(Data entries)
──────────
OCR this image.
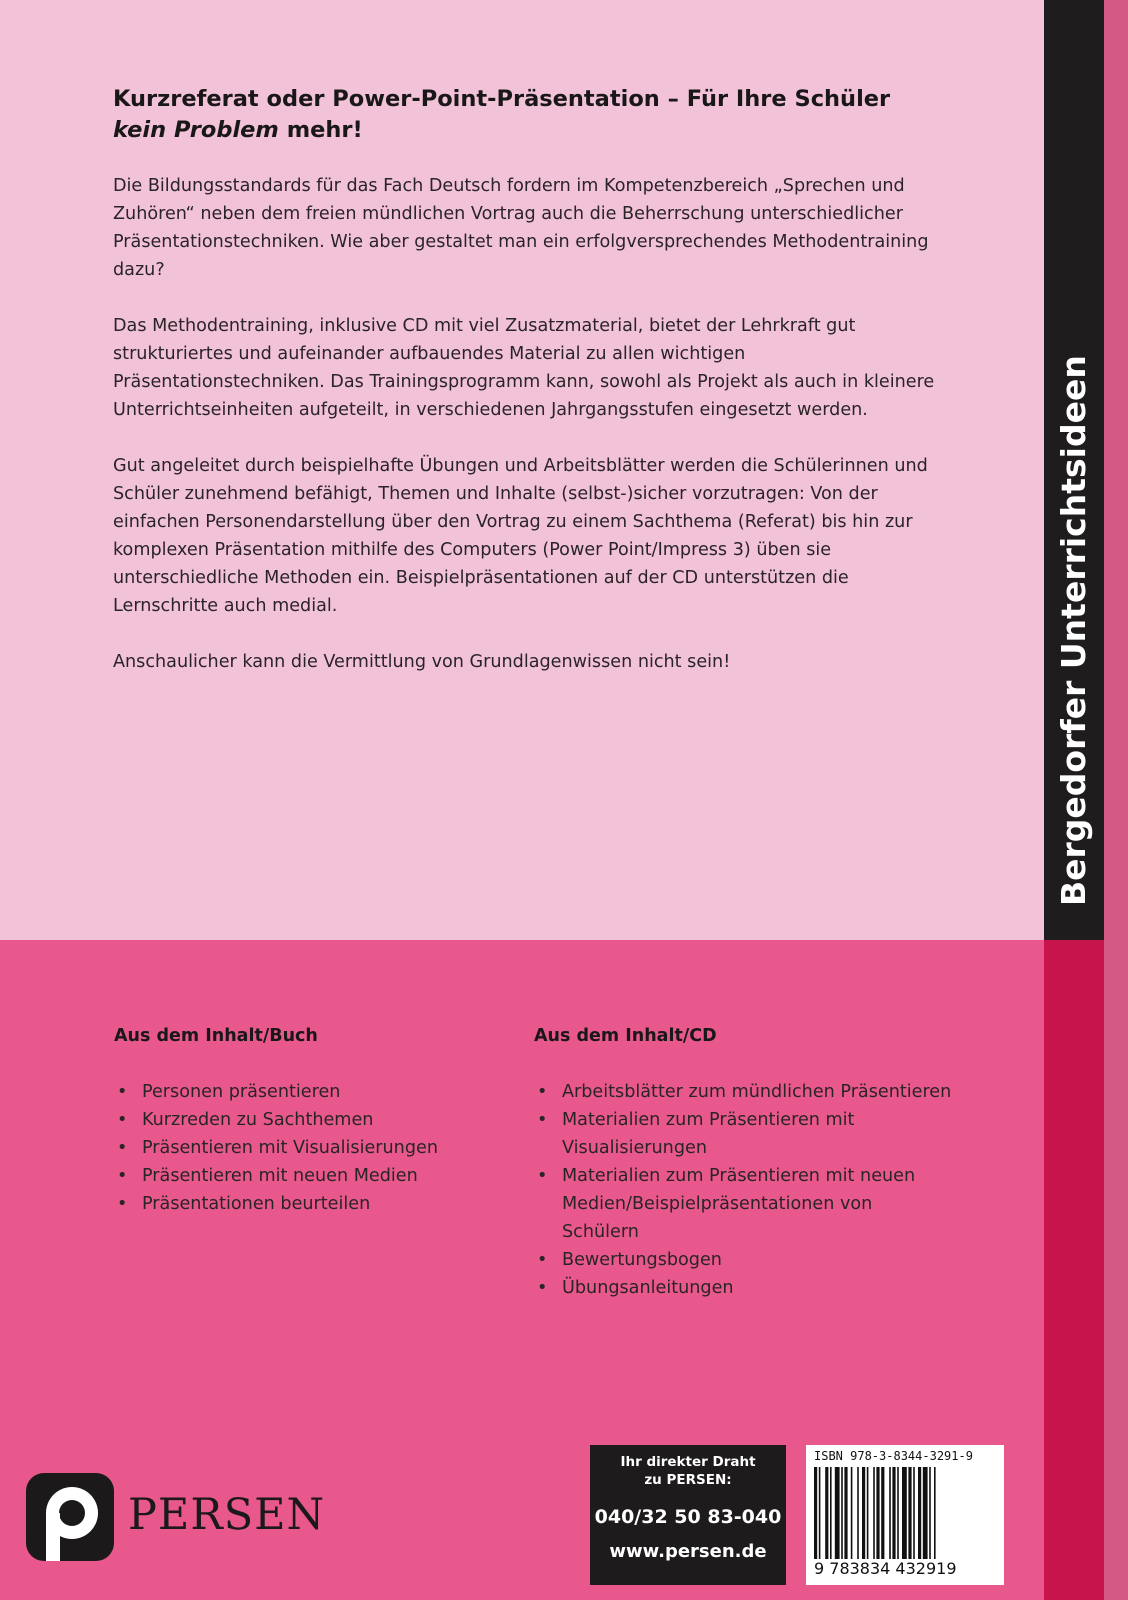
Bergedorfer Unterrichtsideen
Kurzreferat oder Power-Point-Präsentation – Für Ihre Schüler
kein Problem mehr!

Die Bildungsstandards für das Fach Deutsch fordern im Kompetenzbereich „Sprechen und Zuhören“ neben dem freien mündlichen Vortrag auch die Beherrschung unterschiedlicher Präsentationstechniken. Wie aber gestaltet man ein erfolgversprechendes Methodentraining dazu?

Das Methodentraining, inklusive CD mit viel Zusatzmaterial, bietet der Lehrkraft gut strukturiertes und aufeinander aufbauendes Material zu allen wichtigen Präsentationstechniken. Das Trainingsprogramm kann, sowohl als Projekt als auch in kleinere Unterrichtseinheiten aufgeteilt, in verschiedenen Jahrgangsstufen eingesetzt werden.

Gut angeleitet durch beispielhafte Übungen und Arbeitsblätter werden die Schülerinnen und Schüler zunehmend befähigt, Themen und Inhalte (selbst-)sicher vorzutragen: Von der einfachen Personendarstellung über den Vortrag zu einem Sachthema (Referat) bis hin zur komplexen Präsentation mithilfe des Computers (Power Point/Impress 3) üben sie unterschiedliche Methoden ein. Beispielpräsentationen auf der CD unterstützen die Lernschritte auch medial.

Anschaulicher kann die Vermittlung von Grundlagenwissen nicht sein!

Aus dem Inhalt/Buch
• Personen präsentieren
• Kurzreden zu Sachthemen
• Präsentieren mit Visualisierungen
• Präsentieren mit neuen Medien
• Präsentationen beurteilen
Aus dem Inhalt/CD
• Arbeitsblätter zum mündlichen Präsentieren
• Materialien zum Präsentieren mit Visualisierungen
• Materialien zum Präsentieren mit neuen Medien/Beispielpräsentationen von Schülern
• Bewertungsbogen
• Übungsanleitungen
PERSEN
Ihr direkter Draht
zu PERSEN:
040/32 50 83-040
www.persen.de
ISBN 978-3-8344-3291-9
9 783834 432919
──────────
Instructions for the task:
Copy the listing over exactly, skipping the pictures it holds.

Output of the task:
OCR this image.
Bergedorfer Unterrichtsideen
Kurzreferat oder Power-Point-Präsentation – Für Ihre Schüler
kein Problem mehr!

Die Bildungsstandards für das Fach Deutsch fordern im Kompetenzbereich „Sprechen und Zuhören“ neben dem freien mündlichen Vortrag auch die Beherrschung unterschiedlicher Präsentationstechniken. Wie aber gestaltet man ein erfolgversprechendes Methodentraining dazu?

Das Methodentraining, inklusive CD mit viel Zusatzmaterial, bietet der Lehrkraft gut strukturiertes und aufeinander aufbauendes Material zu allen wichtigen Präsentationstechniken. Das Trainingsprogramm kann, sowohl als Projekt als auch in kleinere Unterrichtseinheiten aufgeteilt, in verschiedenen Jahrgangsstufen eingesetzt werden.

Gut angeleitet durch beispielhafte Übungen und Arbeitsblätter werden die Schülerinnen und Schüler zunehmend befähigt, Themen und Inhalte (selbst-)sicher vorzutragen: Von der einfachen Personendarstellung über den Vortrag zu einem Sachthema (Referat) bis hin zur komplexen Präsentation mithilfe des Computers (Power Point/Impress 3) üben sie unterschiedliche Methoden ein. Beispielpräsentationen auf der CD unterstützen die Lernschritte auch medial.

Anschaulicher kann die Vermittlung von Grundlagenwissen nicht sein!

Aus dem Inhalt/Buch
• Personen präsentieren
• Kurzreden zu Sachthemen
• Präsentieren mit Visualisierungen
• Präsentieren mit neuen Medien
• Präsentationen beurteilen
Aus dem Inhalt/CD
• Arbeitsblätter zum mündlichen Präsentieren
• Materialien zum Präsentieren mit Visualisierungen
• Materialien zum Präsentieren mit neuen Medien/Beispielpräsentationen von Schülern
• Bewertungsbogen
• Übungsanleitungen
PERSEN
Ihr direkter Draht
zu PERSEN:
040/32 50 83-040
www.persen.de
ISBN 978-3-8344-3291-9
9 783834 432919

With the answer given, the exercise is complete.